— EXERCISE GOAL —
List all lines of the data that include the string "liquidity".
=== DATA ROWS ===
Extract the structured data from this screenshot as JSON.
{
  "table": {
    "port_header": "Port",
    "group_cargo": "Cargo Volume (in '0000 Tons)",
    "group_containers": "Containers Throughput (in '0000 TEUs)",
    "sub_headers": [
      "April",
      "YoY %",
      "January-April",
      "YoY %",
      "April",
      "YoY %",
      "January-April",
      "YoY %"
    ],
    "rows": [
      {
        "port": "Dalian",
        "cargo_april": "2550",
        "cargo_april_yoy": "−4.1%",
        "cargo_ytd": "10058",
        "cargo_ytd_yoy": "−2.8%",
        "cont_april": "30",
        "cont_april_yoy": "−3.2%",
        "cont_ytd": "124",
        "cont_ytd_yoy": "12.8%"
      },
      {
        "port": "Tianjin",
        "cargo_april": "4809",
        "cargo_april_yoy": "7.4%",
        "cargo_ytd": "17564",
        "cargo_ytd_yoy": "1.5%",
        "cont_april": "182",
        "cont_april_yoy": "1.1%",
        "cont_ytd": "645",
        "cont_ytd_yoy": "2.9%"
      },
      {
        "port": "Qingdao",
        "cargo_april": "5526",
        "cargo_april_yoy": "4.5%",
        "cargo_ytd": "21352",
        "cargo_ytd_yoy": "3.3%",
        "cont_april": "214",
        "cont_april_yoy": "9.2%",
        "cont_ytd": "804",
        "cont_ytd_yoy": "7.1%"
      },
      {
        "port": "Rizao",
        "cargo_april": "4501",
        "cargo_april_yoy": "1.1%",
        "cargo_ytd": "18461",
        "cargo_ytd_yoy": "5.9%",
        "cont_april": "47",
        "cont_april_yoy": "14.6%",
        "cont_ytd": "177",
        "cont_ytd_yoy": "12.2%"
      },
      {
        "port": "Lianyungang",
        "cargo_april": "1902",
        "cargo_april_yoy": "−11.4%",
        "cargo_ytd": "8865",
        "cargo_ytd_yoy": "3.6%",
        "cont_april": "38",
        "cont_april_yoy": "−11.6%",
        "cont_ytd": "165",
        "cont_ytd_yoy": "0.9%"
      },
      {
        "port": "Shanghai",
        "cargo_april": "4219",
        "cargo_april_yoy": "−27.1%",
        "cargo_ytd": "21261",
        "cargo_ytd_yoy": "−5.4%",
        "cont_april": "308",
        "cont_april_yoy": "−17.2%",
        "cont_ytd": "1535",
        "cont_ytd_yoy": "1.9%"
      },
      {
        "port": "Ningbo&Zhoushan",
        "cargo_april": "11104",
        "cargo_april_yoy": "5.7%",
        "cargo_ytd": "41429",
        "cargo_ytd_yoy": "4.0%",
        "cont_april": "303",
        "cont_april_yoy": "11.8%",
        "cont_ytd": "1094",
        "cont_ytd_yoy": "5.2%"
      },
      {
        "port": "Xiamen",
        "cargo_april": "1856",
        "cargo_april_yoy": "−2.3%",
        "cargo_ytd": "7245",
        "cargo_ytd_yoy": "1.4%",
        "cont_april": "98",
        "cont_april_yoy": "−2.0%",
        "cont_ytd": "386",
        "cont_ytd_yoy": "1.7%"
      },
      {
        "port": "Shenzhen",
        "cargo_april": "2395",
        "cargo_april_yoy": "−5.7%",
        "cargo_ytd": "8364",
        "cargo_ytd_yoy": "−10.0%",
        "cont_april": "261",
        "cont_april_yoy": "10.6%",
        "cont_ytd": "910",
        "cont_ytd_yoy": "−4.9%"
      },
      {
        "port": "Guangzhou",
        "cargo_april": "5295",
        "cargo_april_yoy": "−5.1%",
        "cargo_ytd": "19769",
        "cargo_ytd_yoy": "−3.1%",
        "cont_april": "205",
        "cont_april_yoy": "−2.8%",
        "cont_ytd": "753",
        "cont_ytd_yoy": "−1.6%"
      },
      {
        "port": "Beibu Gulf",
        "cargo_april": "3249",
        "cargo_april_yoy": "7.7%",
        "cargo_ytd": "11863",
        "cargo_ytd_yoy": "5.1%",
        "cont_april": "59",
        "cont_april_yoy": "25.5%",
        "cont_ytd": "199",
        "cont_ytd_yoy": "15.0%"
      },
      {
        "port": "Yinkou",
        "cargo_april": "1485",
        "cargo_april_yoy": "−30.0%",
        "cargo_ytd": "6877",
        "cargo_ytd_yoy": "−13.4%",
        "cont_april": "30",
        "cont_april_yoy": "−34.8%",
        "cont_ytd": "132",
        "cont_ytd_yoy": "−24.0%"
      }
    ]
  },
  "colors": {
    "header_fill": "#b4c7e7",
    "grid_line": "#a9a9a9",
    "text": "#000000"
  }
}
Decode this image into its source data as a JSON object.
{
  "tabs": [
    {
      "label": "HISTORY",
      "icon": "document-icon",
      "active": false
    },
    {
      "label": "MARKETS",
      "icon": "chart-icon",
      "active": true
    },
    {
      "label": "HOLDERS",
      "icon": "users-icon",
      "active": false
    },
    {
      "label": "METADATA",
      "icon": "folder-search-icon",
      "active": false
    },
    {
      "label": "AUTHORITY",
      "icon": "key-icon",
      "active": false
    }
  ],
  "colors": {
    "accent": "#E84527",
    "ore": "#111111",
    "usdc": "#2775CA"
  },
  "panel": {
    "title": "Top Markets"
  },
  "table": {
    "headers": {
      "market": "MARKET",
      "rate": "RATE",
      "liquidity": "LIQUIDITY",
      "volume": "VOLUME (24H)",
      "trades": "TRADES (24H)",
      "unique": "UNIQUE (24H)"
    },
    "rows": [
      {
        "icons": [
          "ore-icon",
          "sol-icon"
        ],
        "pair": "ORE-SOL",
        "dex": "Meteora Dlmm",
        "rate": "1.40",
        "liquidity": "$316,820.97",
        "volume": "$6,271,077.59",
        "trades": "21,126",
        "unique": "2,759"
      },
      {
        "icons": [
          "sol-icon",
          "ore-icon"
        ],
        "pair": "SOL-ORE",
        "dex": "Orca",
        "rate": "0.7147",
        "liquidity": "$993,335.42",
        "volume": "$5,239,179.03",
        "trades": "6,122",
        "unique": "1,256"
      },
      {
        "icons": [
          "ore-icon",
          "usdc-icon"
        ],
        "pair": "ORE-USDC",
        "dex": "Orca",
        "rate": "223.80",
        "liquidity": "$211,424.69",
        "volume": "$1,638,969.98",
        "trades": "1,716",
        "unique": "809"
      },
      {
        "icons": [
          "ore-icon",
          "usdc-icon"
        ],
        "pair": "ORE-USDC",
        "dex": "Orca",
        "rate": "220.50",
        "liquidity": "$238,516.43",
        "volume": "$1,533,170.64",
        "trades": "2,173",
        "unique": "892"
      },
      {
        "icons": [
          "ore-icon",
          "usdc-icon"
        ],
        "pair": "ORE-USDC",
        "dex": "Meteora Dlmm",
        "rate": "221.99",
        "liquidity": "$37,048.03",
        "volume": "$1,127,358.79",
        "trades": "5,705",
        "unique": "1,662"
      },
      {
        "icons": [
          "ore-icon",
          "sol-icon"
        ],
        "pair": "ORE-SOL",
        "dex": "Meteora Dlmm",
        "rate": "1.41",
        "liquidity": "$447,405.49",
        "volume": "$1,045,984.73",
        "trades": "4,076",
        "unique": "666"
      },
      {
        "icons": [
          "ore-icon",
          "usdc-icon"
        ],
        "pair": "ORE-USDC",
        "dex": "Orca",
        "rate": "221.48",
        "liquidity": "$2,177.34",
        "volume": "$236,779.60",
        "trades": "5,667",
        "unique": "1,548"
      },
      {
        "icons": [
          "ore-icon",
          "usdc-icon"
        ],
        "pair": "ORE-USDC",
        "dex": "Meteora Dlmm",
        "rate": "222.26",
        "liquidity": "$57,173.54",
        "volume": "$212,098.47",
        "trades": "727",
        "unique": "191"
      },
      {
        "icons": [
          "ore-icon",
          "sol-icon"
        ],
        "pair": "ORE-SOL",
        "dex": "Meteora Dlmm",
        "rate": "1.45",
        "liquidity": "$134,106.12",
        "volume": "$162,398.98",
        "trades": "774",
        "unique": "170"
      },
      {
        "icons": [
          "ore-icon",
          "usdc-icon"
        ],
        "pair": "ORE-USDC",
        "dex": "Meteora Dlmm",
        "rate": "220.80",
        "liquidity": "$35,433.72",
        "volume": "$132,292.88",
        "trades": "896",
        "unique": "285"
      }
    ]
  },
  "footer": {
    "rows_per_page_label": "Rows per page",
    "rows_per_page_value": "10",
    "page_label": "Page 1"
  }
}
===
— RESPONSE —
      "liquidity": "LIQUIDITY",
        "liquidity": "$316,820.97",
        "liquidity": "$993,335.42",
        "liquidity": "$211,424.69",
        "liquidity": "$238,516.43",
        "liquidity": "$37,048.03",
        "liquidity": "$447,405.49",
        "liquidity": "$2,177.34",
        "liquidity": "$57,173.54",
        "liquidity": "$134,106.12",
        "liquidity": "$35,433.72",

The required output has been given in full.